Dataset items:
━━━━━━━━

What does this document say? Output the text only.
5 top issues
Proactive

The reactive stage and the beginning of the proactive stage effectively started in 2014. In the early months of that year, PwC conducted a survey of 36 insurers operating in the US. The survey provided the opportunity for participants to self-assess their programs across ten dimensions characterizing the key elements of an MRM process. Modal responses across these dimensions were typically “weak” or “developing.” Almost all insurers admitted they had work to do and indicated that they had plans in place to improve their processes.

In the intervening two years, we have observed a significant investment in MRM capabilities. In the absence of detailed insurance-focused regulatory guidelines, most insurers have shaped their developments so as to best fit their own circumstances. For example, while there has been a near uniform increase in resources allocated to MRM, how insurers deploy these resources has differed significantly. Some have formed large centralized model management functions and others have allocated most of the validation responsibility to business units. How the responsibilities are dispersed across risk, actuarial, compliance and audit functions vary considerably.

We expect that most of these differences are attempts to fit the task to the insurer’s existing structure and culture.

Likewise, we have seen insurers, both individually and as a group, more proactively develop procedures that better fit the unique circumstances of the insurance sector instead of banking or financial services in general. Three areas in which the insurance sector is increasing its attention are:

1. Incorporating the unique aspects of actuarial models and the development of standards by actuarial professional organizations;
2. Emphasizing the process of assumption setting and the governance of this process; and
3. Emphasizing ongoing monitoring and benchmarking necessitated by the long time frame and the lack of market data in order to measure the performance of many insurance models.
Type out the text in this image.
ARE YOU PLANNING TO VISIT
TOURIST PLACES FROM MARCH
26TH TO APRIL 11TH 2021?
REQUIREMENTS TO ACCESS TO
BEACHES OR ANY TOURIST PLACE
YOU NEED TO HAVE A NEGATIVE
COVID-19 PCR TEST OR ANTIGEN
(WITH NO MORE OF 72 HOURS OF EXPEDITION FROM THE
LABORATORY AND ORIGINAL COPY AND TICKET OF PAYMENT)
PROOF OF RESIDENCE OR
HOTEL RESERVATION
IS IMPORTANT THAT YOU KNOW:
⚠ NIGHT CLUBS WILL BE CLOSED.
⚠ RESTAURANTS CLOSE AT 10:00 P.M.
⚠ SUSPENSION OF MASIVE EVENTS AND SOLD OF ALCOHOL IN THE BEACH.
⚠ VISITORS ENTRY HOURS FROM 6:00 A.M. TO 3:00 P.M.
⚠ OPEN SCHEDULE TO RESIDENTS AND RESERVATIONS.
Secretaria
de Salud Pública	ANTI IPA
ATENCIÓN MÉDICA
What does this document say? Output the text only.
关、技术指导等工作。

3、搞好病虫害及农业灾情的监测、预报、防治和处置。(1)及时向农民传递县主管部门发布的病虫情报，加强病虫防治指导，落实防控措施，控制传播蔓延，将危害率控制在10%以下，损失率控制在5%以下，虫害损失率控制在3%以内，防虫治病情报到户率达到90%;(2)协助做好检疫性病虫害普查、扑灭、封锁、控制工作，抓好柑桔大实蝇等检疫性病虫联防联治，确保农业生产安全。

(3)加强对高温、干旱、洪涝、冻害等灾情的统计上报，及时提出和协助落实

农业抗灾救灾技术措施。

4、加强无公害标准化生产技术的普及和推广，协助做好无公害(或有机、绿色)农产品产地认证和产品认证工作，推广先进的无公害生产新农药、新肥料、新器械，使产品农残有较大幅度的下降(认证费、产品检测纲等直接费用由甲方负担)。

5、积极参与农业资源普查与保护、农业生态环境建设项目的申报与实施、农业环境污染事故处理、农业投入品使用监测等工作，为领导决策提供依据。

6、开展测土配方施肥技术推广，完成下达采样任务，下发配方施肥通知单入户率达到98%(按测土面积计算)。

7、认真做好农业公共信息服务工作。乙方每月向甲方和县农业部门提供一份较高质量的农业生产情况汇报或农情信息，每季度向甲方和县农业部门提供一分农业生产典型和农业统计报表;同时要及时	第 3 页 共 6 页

━━━━━━━━

> Goal:
Only lines with "this" are wanted here; list each of them.

> Answer to the exercise:
What does this document say? Output the text only.
2. Emphasizing the process of assumption setting and the governance of this process; and
Type out the text in this image.
What does this document say? Output the text only.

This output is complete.